The exercise ::
Return all lines with the word "title" in them.

Structured figure records:
------------------------------------------------------------------------

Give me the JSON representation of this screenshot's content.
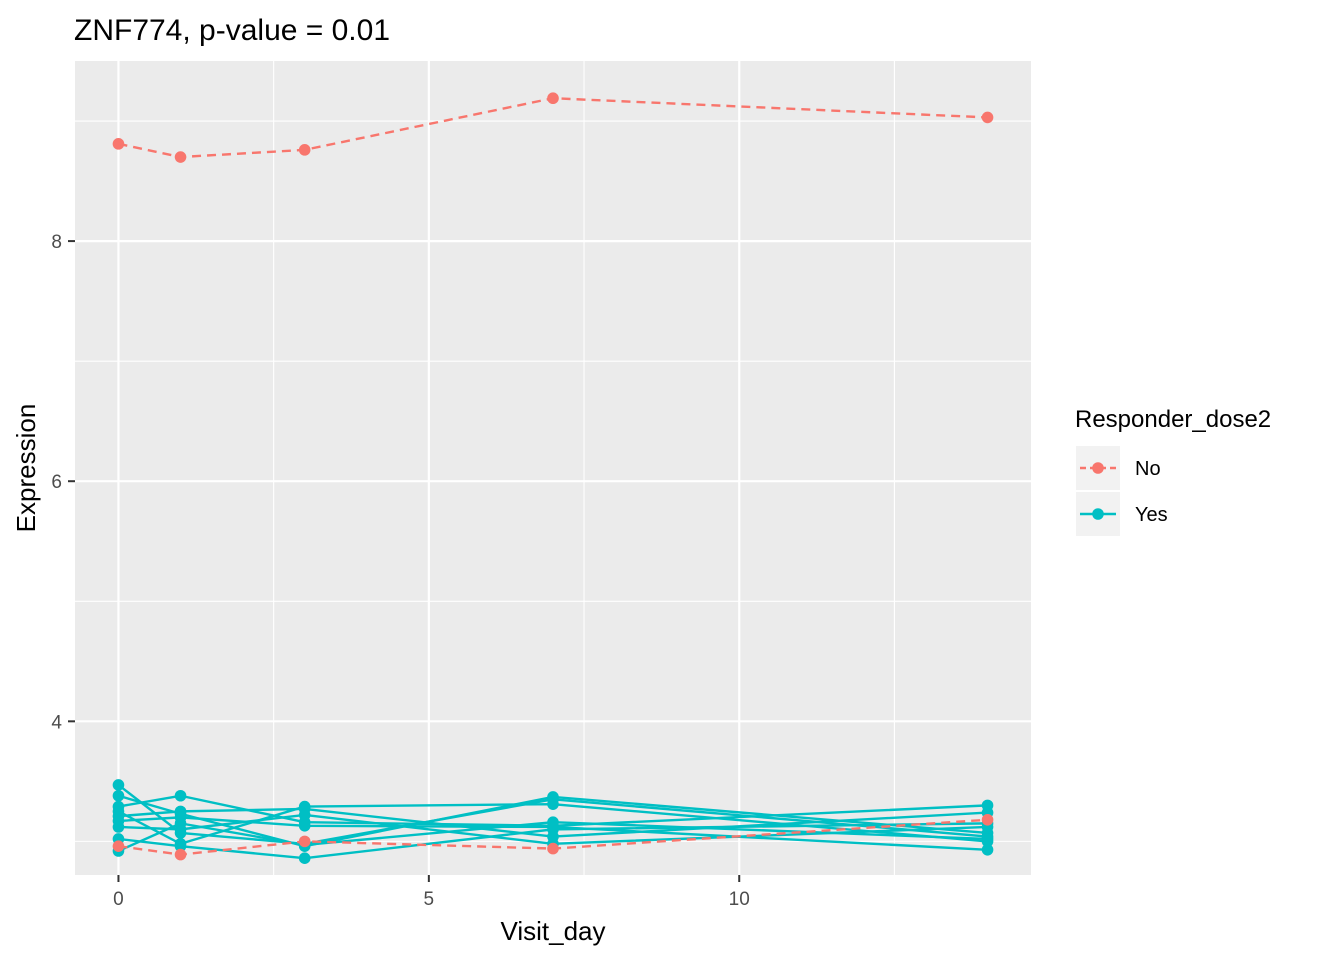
{
  "chart_data": {
    "type": "line",
    "title": "ZNF774, p-value = 0.01",
    "xlabel": "Visit_day",
    "ylabel": "Expression",
    "xlim": [
      -0.7,
      14.7
    ],
    "ylim": [
      2.72,
      9.5
    ],
    "x_ticks": [
      0,
      5,
      10
    ],
    "y_ticks": [
      4,
      6,
      8
    ],
    "grid": true,
    "legend": {
      "title": "Responder_dose2",
      "placement": "right",
      "entries": [
        {
          "label": "No",
          "color": "#F8766D",
          "dash": "dashed"
        },
        {
          "label": "Yes",
          "color": "#00BFC4",
          "dash": "solid"
        }
      ]
    },
    "series": [
      {
        "group": "No",
        "x": [
          0,
          1,
          3,
          7,
          14
        ],
        "y": [
          8.81,
          8.7,
          8.76,
          9.19,
          9.03
        ]
      },
      {
        "group": "No",
        "x": [
          0,
          1,
          3,
          7,
          14
        ],
        "y": [
          2.96,
          2.89,
          3.0,
          2.94,
          3.18
        ]
      },
      {
        "group": "Yes",
        "x": [
          0,
          1,
          3,
          7,
          14
        ],
        "y": [
          3.47,
          3.07,
          2.98,
          3.35,
          3.04
        ]
      },
      {
        "group": "Yes",
        "x": [
          0,
          1,
          3,
          7,
          14
        ],
        "y": [
          3.38,
          3.23,
          2.96,
          3.37,
          3.07
        ]
      },
      {
        "group": "Yes",
        "x": [
          0,
          1,
          3,
          7,
          14
        ],
        "y": [
          3.29,
          3.38,
          3.16,
          3.13,
          3.3
        ]
      },
      {
        "group": "Yes",
        "x": [
          0,
          1,
          3,
          7,
          14
        ],
        "y": [
          3.25,
          2.98,
          3.29,
          3.31,
          3.0
        ]
      },
      {
        "group": "Yes",
        "x": [
          0,
          1,
          3,
          7,
          14
        ],
        "y": [
          3.21,
          3.25,
          3.27,
          3.04,
          3.24
        ]
      },
      {
        "group": "Yes",
        "x": [
          0,
          1,
          3,
          7,
          14
        ],
        "y": [
          3.17,
          3.2,
          3.13,
          3.12,
          2.93
        ]
      },
      {
        "group": "Yes",
        "x": [
          0,
          1,
          3,
          7,
          14
        ],
        "y": [
          3.12,
          3.1,
          3.22,
          2.98,
          3.12
        ]
      },
      {
        "group": "Yes",
        "x": [
          0,
          1,
          3,
          7,
          14
        ],
        "y": [
          3.02,
          2.96,
          2.86,
          3.1,
          3.15
        ]
      },
      {
        "group": "Yes",
        "x": [
          0,
          1,
          3,
          7,
          14
        ],
        "y": [
          2.92,
          3.15,
          2.97,
          3.16,
          3.02
        ]
      }
    ]
  }
}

------------------------------------------------------------------------

Written solution ::
    "title": "ZNF774, p-value = 0.01",
      "title": "Responder_dose2",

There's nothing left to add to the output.